>> START Record list

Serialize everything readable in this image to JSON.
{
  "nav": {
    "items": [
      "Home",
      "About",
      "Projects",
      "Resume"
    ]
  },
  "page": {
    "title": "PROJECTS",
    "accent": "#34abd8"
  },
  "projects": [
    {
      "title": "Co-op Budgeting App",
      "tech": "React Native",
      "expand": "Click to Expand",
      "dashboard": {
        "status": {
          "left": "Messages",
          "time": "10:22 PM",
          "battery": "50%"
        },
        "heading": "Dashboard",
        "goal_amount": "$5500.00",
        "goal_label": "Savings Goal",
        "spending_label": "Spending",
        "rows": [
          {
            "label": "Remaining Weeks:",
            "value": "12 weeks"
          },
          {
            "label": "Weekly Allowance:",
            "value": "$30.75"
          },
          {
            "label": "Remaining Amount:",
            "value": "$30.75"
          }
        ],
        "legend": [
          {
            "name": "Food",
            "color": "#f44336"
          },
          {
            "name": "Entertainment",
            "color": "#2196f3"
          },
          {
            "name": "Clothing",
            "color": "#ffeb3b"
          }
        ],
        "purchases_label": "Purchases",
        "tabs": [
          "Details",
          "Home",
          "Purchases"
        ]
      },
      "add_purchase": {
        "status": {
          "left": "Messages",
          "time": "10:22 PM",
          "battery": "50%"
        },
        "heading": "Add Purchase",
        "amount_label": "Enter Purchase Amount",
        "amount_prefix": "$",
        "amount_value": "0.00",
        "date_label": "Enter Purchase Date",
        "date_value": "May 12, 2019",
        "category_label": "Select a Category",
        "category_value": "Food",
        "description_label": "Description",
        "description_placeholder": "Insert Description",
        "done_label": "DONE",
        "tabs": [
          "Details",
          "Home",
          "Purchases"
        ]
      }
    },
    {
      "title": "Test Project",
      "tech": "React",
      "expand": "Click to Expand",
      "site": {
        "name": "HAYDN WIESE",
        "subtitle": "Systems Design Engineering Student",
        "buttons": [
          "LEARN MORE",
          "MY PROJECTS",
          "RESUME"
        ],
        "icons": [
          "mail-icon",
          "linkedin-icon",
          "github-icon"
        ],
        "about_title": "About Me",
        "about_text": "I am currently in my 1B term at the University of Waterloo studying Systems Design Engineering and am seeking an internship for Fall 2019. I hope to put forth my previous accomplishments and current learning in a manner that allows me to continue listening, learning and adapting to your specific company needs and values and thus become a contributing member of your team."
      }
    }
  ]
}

>> END Record list

> Instruction
Return all the data above once more, precisely as given.

> The response
Serialize everything readable in this image to JSON.
{
  "nav": {
    "items": [
      "Home",
      "About",
      "Projects",
      "Resume"
    ]
  },
  "page": {
    "title": "PROJECTS",
    "accent": "#34abd8"
  },
  "projects": [
    {
      "title": "Co-op Budgeting App",
      "tech": "React Native",
      "expand": "Click to Expand",
      "dashboard": {
        "status": {
          "left": "Messages",
          "time": "10:22 PM",
          "battery": "50%"
        },
        "heading": "Dashboard",
        "goal_amount": "$5500.00",
        "goal_label": "Savings Goal",
        "spending_label": "Spending",
        "rows": [
          {
            "label": "Remaining Weeks:",
            "value": "12 weeks"
          },
          {
            "label": "Weekly Allowance:",
            "value": "$30.75"
          },
          {
            "label": "Remaining Amount:",
            "value": "$30.75"
          }
        ],
        "legend": [
          {
            "name": "Food",
            "color": "#f44336"
          },
          {
            "name": "Entertainment",
            "color": "#2196f3"
          },
          {
            "name": "Clothing",
            "color": "#ffeb3b"
          }
        ],
        "purchases_label": "Purchases",
        "tabs": [
          "Details",
          "Home",
          "Purchases"
        ]
      },
      "add_purchase": {
        "status": {
          "left": "Messages",
          "time": "10:22 PM",
          "battery": "50%"
        },
        "heading": "Add Purchase",
        "amount_label": "Enter Purchase Amount",
        "amount_prefix": "$",
        "amount_value": "0.00",
        "date_label": "Enter Purchase Date",
        "date_value": "May 12, 2019",
        "category_label": "Select a Category",
        "category_value": "Food",
        "description_label": "Description",
        "description_placeholder": "Insert Description",
        "done_label": "DONE",
        "tabs": [
          "Details",
          "Home",
          "Purchases"
        ]
      }
    },
    {
      "title": "Test Project",
      "tech": "React",
      "expand": "Click to Expand",
      "site": {
        "name": "HAYDN WIESE",
        "subtitle": "Systems Design Engineering Student",
        "buttons": [
          "LEARN MORE",
          "MY PROJECTS",
          "RESUME"
        ],
        "icons": [
          "mail-icon",
          "linkedin-icon",
          "github-icon"
        ],
        "about_title": "About Me",
        "about_text": "I am currently in my 1B term at the University of Waterloo studying Systems Design Engineering and am seeking an internship for Fall 2019. I hope to put forth my previous accomplishments and current learning in a manner that allows me to continue listening, learning and adapting to your specific company needs and values and thus become a contributing member of your team."
      }
    }
  ]
}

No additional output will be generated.